#### What is expected
Which lines hold the word "Portfolio"? Copy each of them.

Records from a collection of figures
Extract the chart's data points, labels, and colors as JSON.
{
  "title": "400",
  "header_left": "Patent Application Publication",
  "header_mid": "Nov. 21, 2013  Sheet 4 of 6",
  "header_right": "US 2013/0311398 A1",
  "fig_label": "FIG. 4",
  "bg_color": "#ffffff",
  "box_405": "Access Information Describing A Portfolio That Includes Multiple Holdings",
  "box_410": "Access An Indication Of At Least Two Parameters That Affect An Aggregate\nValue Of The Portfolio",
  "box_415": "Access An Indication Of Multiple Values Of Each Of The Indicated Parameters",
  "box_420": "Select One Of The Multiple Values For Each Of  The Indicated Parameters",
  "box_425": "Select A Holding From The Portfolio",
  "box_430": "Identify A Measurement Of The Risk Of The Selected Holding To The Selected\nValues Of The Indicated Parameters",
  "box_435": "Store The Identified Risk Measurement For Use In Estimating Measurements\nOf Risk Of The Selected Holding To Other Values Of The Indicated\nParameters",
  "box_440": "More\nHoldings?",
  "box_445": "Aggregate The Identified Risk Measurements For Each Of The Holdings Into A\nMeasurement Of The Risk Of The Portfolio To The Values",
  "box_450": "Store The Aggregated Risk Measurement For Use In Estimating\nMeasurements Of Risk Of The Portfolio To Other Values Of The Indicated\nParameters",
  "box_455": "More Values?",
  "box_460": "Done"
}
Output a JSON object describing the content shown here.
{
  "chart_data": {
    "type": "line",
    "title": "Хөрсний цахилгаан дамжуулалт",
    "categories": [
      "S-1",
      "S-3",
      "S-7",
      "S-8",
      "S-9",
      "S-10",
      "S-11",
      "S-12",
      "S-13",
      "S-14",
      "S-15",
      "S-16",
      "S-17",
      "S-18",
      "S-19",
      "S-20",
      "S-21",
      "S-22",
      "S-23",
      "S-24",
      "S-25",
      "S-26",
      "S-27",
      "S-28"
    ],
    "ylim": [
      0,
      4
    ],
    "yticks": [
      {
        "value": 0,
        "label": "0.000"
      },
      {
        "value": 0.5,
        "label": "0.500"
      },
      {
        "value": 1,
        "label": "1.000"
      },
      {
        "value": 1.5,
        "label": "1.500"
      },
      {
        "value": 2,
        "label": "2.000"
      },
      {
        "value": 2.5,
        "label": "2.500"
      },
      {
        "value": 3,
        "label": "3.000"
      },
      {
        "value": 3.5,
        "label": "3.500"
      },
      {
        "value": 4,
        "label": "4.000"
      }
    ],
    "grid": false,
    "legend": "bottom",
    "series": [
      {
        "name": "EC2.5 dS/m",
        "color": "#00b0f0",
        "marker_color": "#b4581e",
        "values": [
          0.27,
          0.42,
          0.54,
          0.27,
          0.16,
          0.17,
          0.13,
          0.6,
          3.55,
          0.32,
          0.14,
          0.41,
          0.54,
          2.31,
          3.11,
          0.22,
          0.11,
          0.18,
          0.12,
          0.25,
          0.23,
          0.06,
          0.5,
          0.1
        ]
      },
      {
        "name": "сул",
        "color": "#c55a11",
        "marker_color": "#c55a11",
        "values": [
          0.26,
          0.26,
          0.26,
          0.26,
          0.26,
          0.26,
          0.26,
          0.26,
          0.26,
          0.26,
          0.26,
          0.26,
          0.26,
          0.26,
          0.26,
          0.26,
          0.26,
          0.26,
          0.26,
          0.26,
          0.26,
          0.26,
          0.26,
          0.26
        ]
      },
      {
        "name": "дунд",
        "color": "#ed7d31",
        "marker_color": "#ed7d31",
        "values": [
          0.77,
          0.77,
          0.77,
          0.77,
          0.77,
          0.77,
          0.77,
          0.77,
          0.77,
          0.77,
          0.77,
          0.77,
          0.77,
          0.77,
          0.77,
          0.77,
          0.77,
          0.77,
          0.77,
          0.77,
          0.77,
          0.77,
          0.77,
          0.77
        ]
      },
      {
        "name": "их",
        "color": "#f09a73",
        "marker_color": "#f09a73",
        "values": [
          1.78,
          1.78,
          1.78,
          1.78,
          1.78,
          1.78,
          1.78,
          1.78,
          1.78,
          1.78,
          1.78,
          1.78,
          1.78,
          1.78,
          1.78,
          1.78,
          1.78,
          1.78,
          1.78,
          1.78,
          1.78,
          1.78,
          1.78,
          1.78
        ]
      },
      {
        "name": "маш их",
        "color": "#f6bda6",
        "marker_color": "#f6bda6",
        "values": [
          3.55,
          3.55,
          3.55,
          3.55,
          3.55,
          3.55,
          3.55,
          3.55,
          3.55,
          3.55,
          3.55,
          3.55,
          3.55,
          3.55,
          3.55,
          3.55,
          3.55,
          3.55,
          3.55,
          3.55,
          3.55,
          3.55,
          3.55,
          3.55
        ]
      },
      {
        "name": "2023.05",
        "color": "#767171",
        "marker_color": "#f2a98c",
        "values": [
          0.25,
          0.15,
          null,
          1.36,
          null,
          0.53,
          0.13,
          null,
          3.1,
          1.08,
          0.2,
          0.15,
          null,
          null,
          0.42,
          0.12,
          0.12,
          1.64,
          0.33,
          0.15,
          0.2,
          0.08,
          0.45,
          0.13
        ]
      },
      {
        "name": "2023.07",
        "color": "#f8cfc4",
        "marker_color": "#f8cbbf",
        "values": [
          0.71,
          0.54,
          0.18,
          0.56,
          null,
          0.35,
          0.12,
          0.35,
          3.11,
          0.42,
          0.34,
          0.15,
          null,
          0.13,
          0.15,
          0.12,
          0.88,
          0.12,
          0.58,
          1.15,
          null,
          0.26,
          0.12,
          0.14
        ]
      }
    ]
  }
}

#### Answer to the task
  "box_405": "Access Information Describing A Portfolio That Includes Multiple Holdings",
  "box_410": "Access An Indication Of At Least Two Parameters That Affect An Aggregate\nValue Of The Portfolio",
  "box_425": "Select A Holding From The Portfolio",
  "box_445": "Aggregate The Identified Risk Measurements For Each Of The Holdings Into A\nMeasurement Of The Risk Of The Portfolio To The Values",
  "box_450": "Store The Aggregated Risk Measurement For Use In Estimating\nMeasurements Of Risk Of The Portfolio To Other Values Of The Indicated\nParameters",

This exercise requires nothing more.